Requirements:
Return the whole listing, line for line, without the pictures in it.

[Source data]

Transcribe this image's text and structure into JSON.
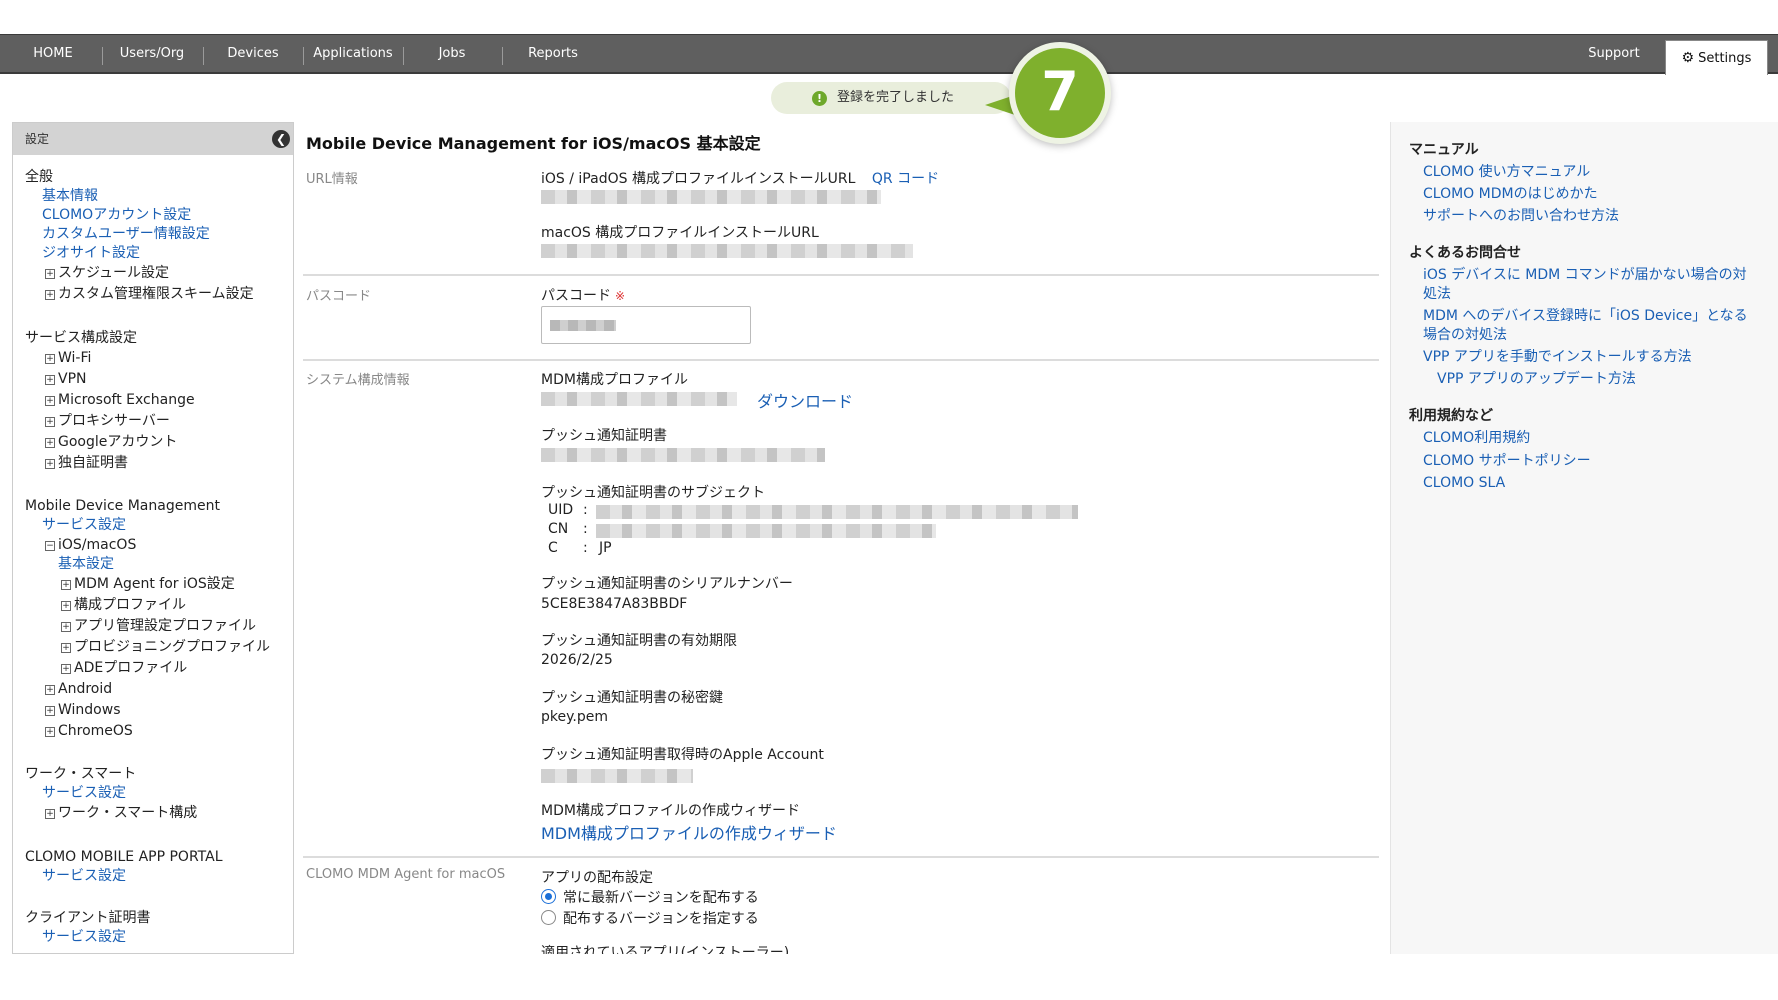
{
  "nav": {
    "items": [
      "HOME",
      "Users/Org",
      "Devices",
      "Applications",
      "Jobs",
      "Reports"
    ],
    "support": "Support",
    "settings": "Settings"
  },
  "toast": {
    "icon": "!",
    "message": "登録を完了しました",
    "step_number": "7"
  },
  "sidebar": {
    "header": "設定",
    "general": {
      "title": "全般",
      "links": [
        "基本情報",
        "CLOMOアカウント設定",
        "カスタムユーザー情報設定",
        "ジオサイト設定"
      ],
      "trees": [
        "スケジュール設定",
        "カスタム管理権限スキーム設定"
      ]
    },
    "service": {
      "title": "サービス構成設定",
      "trees": [
        "Wi-Fi",
        "VPN",
        "Microsoft Exchange",
        "プロキシサーバー",
        "Googleアカウント",
        "独自証明書"
      ]
    },
    "mdm": {
      "title": "Mobile Device Management",
      "service_link": "サービス設定",
      "ios_tree": "iOS/macOS",
      "ios_basic_link": "基本設定",
      "ios_children": [
        "MDM Agent for iOS設定",
        "構成プロファイル",
        "アプリ管理設定プロファイル",
        "プロビジョニングプロファイル",
        "ADEプロファイル"
      ],
      "others": [
        "Android",
        "Windows",
        "ChromeOS"
      ]
    },
    "work_smart": {
      "title": "ワーク・スマート",
      "link": "サービス設定",
      "tree": "ワーク・スマート構成"
    },
    "portal": {
      "title": "CLOMO MOBILE APP PORTAL",
      "link": "サービス設定"
    },
    "client_cert": {
      "title": "クライアント証明書",
      "link": "サービス設定"
    }
  },
  "main": {
    "title": "Mobile Device Management for iOS/macOS 基本設定",
    "url_section": {
      "label": "URL情報",
      "ios_label": "iOS / iPadOS 構成プロファイルインストールURL",
      "qr_link": "QR コード",
      "macos_label": "macOS 構成プロファイルインストールURL"
    },
    "passcode_section": {
      "label": "パスコード",
      "field_label": "パスコード",
      "required_mark": "※"
    },
    "system_section": {
      "label": "システム構成情報",
      "mdm_profile_label": "MDM構成プロファイル",
      "download_link": "ダウンロード",
      "push_cert_label": "プッシュ通知証明書",
      "subject_label": "プッシュ通知証明書のサブジェクト",
      "uid_key": "UID",
      "cn_key": "CN",
      "c_key": "C",
      "colon": ":",
      "c_value": "JP",
      "serial_label": "プッシュ通知証明書のシリアルナンバー",
      "serial_value": "5CE8E3847A83BBDF",
      "expiry_label": "プッシュ通知証明書の有効期限",
      "expiry_value": "2026/2/25",
      "key_label": "プッシュ通知証明書の秘密鍵",
      "key_value": "pkey.pem",
      "apple_label": "プッシュ通知証明書取得時のApple Account",
      "wizard_label": "MDM構成プロファイルの作成ウィザード",
      "wizard_link": "MDM構成プロファイルの作成ウィザード"
    },
    "agent_section": {
      "label": "CLOMO MDM Agent for macOS",
      "dist_label": "アプリの配布設定",
      "options": [
        "常に最新バージョンを配布する",
        "配布するバージョンを指定する"
      ],
      "selected_option": "常に最新バージョンを配布する",
      "applied_label": "適用されているアプリ(インストーラー)"
    }
  },
  "right_panel": {
    "manual_title": "マニュアル",
    "manual_links": [
      "CLOMO 使い方マニュアル",
      "CLOMO MDMのはじめかた",
      "サポートへのお問い合わせ方法"
    ],
    "faq_title": "よくあるお問合せ",
    "faq_links": [
      {
        "line1": "iOS デバイスに MDM コマンドが届かない場合の対",
        "line2": "処法"
      },
      {
        "line1": "MDM へのデバイス登録時に「iOS Device」となる",
        "line2": "場合の対処法"
      },
      {
        "line1": "VPP アプリを手動でインストールする方法",
        "line2": ""
      },
      {
        "line1": "VPP アプリのアップデート方法",
        "line2": ""
      }
    ],
    "terms_title": "利用規約など",
    "terms_links": [
      "CLOMO利用規約",
      "CLOMO サポートポリシー",
      "CLOMO SLA"
    ]
  },
  "colors": {
    "nav_bg": "#5f5f5f",
    "link": "#1a5fb4",
    "toast_bg": "#e9eedc",
    "step_badge": "#7fb02d"
  }
}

Solution to this problem:
Transcribe this image's text and structure into JSON.
{
  "nav": {
    "items": [
      "HOME",
      "Users/Org",
      "Devices",
      "Applications",
      "Jobs",
      "Reports"
    ],
    "support": "Support",
    "settings": "Settings"
  },
  "toast": {
    "icon": "!",
    "message": "登録を完了しました",
    "step_number": "7"
  },
  "sidebar": {
    "header": "設定",
    "general": {
      "title": "全般",
      "links": [
        "基本情報",
        "CLOMOアカウント設定",
        "カスタムユーザー情報設定",
        "ジオサイト設定"
      ],
      "trees": [
        "スケジュール設定",
        "カスタム管理権限スキーム設定"
      ]
    },
    "service": {
      "title": "サービス構成設定",
      "trees": [
        "Wi-Fi",
        "VPN",
        "Microsoft Exchange",
        "プロキシサーバー",
        "Googleアカウント",
        "独自証明書"
      ]
    },
    "mdm": {
      "title": "Mobile Device Management",
      "service_link": "サービス設定",
      "ios_tree": "iOS/macOS",
      "ios_basic_link": "基本設定",
      "ios_children": [
        "MDM Agent for iOS設定",
        "構成プロファイル",
        "アプリ管理設定プロファイル",
        "プロビジョニングプロファイル",
        "ADEプロファイル"
      ],
      "others": [
        "Android",
        "Windows",
        "ChromeOS"
      ]
    },
    "work_smart": {
      "title": "ワーク・スマート",
      "link": "サービス設定",
      "tree": "ワーク・スマート構成"
    },
    "portal": {
      "title": "CLOMO MOBILE APP PORTAL",
      "link": "サービス設定"
    },
    "client_cert": {
      "title": "クライアント証明書",
      "link": "サービス設定"
    }
  },
  "main": {
    "title": "Mobile Device Management for iOS/macOS 基本設定",
    "url_section": {
      "label": "URL情報",
      "ios_label": "iOS / iPadOS 構成プロファイルインストールURL",
      "qr_link": "QR コード",
      "macos_label": "macOS 構成プロファイルインストールURL"
    },
    "passcode_section": {
      "label": "パスコード",
      "field_label": "パスコード",
      "required_mark": "※"
    },
    "system_section": {
      "label": "システム構成情報",
      "mdm_profile_label": "MDM構成プロファイル",
      "download_link": "ダウンロード",
      "push_cert_label": "プッシュ通知証明書",
      "subject_label": "プッシュ通知証明書のサブジェクト",
      "uid_key": "UID",
      "cn_key": "CN",
      "c_key": "C",
      "colon": ":",
      "c_value": "JP",
      "serial_label": "プッシュ通知証明書のシリアルナンバー",
      "serial_value": "5CE8E3847A83BBDF",
      "expiry_label": "プッシュ通知証明書の有効期限",
      "expiry_value": "2026/2/25",
      "key_label": "プッシュ通知証明書の秘密鍵",
      "key_value": "pkey.pem",
      "apple_label": "プッシュ通知証明書取得時のApple Account",
      "wizard_label": "MDM構成プロファイルの作成ウィザード",
      "wizard_link": "MDM構成プロファイルの作成ウィザード"
    },
    "agent_section": {
      "label": "CLOMO MDM Agent for macOS",
      "dist_label": "アプリの配布設定",
      "options": [
        "常に最新バージョンを配布する",
        "配布するバージョンを指定する"
      ],
      "selected_option": "常に最新バージョンを配布する",
      "applied_label": "適用されているアプリ(インストーラー)"
    }
  },
  "right_panel": {
    "manual_title": "マニュアル",
    "manual_links": [
      "CLOMO 使い方マニュアル",
      "CLOMO MDMのはじめかた",
      "サポートへのお問い合わせ方法"
    ],
    "faq_title": "よくあるお問合せ",
    "faq_links": [
      {
        "line1": "iOS デバイスに MDM コマンドが届かない場合の対",
        "line2": "処法"
      },
      {
        "line1": "MDM へのデバイス登録時に「iOS Device」となる",
        "line2": "場合の対処法"
      },
      {
        "line1": "VPP アプリを手動でインストールする方法",
        "line2": ""
      },
      {
        "line1": "VPP アプリのアップデート方法",
        "line2": ""
      }
    ],
    "terms_title": "利用規約など",
    "terms_links": [
      "CLOMO利用規約",
      "CLOMO サポートポリシー",
      "CLOMO SLA"
    ]
  },
  "colors": {
    "nav_bg": "#5f5f5f",
    "link": "#1a5fb4",
    "toast_bg": "#e9eedc",
    "step_badge": "#7fb02d"
  }
}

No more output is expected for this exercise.